_PROBLEM TO WORK ON_
Write out, precisely and in full, each line of the material.

(Data entries)
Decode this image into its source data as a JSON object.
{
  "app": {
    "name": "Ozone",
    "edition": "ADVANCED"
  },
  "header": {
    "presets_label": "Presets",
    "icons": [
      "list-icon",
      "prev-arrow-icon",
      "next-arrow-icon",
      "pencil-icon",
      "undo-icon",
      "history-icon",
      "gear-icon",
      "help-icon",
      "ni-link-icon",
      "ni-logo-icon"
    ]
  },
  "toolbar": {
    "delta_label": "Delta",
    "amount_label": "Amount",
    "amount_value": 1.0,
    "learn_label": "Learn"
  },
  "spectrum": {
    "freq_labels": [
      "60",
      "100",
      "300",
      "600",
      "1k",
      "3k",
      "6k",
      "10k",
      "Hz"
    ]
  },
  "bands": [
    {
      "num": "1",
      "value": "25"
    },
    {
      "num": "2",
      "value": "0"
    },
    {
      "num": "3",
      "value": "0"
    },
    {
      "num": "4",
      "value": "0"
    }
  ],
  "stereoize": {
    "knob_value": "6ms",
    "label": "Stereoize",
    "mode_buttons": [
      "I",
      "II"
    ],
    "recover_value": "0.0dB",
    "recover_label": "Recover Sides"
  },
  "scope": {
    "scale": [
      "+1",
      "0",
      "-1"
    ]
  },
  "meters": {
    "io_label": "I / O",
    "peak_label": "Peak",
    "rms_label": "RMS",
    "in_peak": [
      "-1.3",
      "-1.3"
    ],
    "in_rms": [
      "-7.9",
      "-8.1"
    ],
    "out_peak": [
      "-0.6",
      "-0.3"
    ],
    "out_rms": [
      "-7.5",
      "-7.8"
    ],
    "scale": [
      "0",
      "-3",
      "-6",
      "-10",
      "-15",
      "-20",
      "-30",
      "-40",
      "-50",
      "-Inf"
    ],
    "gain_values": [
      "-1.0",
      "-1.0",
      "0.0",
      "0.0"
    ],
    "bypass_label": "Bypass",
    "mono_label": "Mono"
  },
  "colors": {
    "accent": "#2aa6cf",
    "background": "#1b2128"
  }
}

_RESPONSE FOR THIS EXERCISE_
Decode this image into its source data as a JSON object.
{
  "app": {
    "name": "Ozone",
    "edition": "ADVANCED"
  },
  "header": {
    "presets_label": "Presets",
    "icons": [
      "list-icon",
      "prev-arrow-icon",
      "next-arrow-icon",
      "pencil-icon",
      "undo-icon",
      "history-icon",
      "gear-icon",
      "help-icon",
      "ni-link-icon",
      "ni-logo-icon"
    ]
  },
  "toolbar": {
    "delta_label": "Delta",
    "amount_label": "Amount",
    "amount_value": 1.0,
    "learn_label": "Learn"
  },
  "spectrum": {
    "freq_labels": [
      "60",
      "100",
      "300",
      "600",
      "1k",
      "3k",
      "6k",
      "10k",
      "Hz"
    ]
  },
  "bands": [
    {
      "num": "1",
      "value": "25"
    },
    {
      "num": "2",
      "value": "0"
    },
    {
      "num": "3",
      "value": "0"
    },
    {
      "num": "4",
      "value": "0"
    }
  ],
  "stereoize": {
    "knob_value": "6ms",
    "label": "Stereoize",
    "mode_buttons": [
      "I",
      "II"
    ],
    "recover_value": "0.0dB",
    "recover_label": "Recover Sides"
  },
  "scope": {
    "scale": [
      "+1",
      "0",
      "-1"
    ]
  },
  "meters": {
    "io_label": "I / O",
    "peak_label": "Peak",
    "rms_label": "RMS",
    "in_peak": [
      "-1.3",
      "-1.3"
    ],
    "in_rms": [
      "-7.9",
      "-8.1"
    ],
    "out_peak": [
      "-0.6",
      "-0.3"
    ],
    "out_rms": [
      "-7.5",
      "-7.8"
    ],
    "scale": [
      "0",
      "-3",
      "-6",
      "-10",
      "-15",
      "-20",
      "-30",
      "-40",
      "-50",
      "-Inf"
    ],
    "gain_values": [
      "-1.0",
      "-1.0",
      "0.0",
      "0.0"
    ],
    "bypass_label": "Bypass",
    "mono_label": "Mono"
  },
  "colors": {
    "accent": "#2aa6cf",
    "background": "#1b2128"
  }
}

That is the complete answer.